#### Article ####

A partial answer to this question is as follows. Take any Brownian motion $B=(B_t)$ with a base $\mathcal B=(\Omega,\mathcal{F},\mathbb{F},\mathbb{P})$. Consider the
Karhunen–Loève expansion
$$B_t=\sqrt2\sum_{k=1}^\infty Z_k \frac{\sin((k-1/2)t)}{(k-1/2)\pi}
$$
for $t\in[0,1]$, where the $Z_k$'s are certain iid standard normal random variables, defined on the same probability space $\mathcal P:=(\Omega,\mathcal{F},\mathbb{P})$.
For $t\in[0,1]$, let
$$C_t=\sqrt2\sum_{k=1}^\infty Z_{2k-1} \frac{\sin((k-1/2)t)}{(k-1/2)\pi},\quad
D_t=\sqrt2\sum_{k=1}^\infty Z_{2k} \frac{\sin((k-1/2)t)}{(k-1/2)\pi}.
$$
Then $C$ and $D$ are independent Brownian motions on $[0,1]$, defined on the same probability space $\mathcal P$, but apparently not on the same base $\mathcal B$ -- which is why the answer is only partial.

Now it easy to use shifting in $t$ and gluing to construct two (or even countably many) independent Brownian motions on $[0,\infty)$, again on the same probability space. Here we need to partition the set of all natural numbers into countably many countable subsets (rather than into two subsets, of all odd natural numbers and all even natural numbers, as was done above). Here the term "countable" is of course used in the sense of "countably infinite".

#### Entries ####

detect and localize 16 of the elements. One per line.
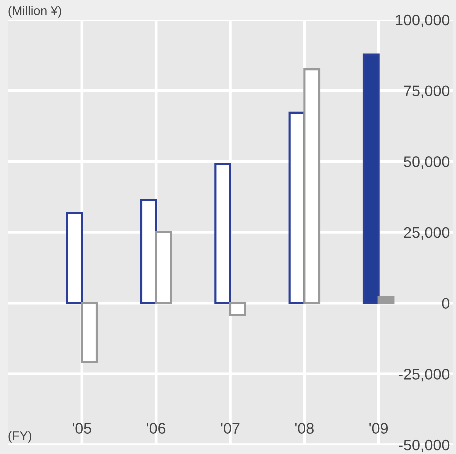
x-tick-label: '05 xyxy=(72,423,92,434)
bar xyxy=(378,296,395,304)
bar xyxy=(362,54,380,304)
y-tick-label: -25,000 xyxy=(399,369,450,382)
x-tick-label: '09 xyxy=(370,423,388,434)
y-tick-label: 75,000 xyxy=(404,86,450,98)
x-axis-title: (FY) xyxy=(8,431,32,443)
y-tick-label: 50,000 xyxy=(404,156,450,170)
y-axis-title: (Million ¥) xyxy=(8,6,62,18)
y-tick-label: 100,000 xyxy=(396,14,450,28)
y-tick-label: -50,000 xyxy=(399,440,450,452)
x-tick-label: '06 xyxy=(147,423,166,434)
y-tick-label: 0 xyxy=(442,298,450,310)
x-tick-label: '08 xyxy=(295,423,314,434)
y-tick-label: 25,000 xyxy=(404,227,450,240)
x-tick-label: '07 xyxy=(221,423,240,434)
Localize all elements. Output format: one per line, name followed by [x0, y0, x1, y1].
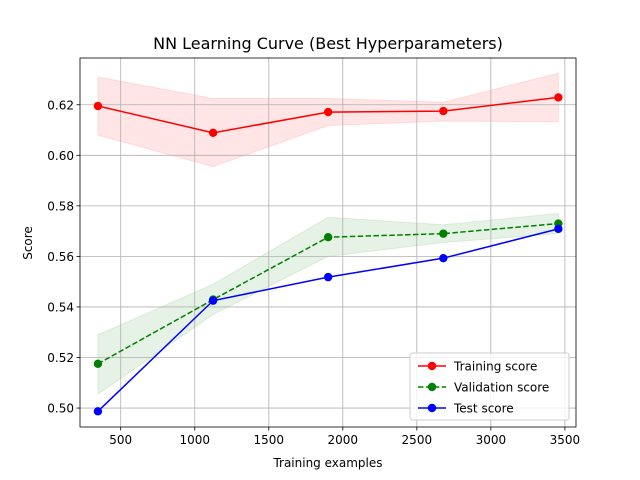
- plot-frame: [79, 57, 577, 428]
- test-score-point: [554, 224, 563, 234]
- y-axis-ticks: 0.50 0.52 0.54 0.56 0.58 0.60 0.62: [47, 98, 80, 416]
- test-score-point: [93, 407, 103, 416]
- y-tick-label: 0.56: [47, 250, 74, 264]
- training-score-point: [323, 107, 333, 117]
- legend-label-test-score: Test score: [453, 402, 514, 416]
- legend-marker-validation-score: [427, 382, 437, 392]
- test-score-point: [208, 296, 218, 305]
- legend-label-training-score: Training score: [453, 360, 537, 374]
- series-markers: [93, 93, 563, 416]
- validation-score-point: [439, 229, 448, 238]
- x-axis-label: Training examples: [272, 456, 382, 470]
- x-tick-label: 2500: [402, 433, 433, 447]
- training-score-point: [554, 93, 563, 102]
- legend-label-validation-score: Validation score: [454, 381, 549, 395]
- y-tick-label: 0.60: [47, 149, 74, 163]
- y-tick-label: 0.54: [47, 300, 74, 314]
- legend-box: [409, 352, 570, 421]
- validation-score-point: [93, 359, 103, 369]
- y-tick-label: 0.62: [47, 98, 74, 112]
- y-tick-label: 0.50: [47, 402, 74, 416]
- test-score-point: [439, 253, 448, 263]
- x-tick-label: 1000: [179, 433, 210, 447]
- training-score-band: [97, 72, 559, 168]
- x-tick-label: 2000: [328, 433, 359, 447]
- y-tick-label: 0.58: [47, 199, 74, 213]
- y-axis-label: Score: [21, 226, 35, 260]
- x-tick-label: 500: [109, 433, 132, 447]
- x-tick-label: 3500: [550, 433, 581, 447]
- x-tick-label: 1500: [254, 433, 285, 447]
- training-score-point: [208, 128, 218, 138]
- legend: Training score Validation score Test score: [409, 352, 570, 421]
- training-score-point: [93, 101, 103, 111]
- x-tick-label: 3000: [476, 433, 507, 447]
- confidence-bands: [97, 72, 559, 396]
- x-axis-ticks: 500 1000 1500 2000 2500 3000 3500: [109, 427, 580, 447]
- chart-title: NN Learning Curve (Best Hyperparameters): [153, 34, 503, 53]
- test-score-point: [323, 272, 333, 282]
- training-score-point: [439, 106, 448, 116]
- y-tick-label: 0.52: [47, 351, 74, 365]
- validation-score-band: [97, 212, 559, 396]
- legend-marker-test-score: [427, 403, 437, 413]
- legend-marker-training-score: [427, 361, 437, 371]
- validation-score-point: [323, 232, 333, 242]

####

> [Short task]:
Please carry on the forum answer about building independent Brownian motions from a Karhunen–Loève expansion, picking up right after its last sentence.

> [Exercise response]:
On the other hand, take any Brownian motion $B=(B_t)$ and let $\mathcal B=(\Omega,\mathcal{F},\mathbb{F},\mathbb{P})$ be the (smallest) base generated by $B$, with $\Omega$ being the set of all paths of $B$. Then there is no Brownian motion $C$ on base $\mathcal B$ that is independent of $B$.

Indeed, otherwise the sigma-algebra $\mathcal G$ generated by $C$ would be a sub-sigma-algebra of $\mathcal F$ that is independent of $\mathcal F$. So, the sigma-algebra $\mathcal G$ would be independent of itself. That is only possible is all members of $\mathcal G$ have probability $0$ or $1$. But then $\mathcal G$ cannot be the sigma-algebra generated by a Brownian motion.

However, as noted by Robert Israel, there still might exist, on the same base, two independent Brownian motions $C_1$ and $C_2$.

So, the problem remains open.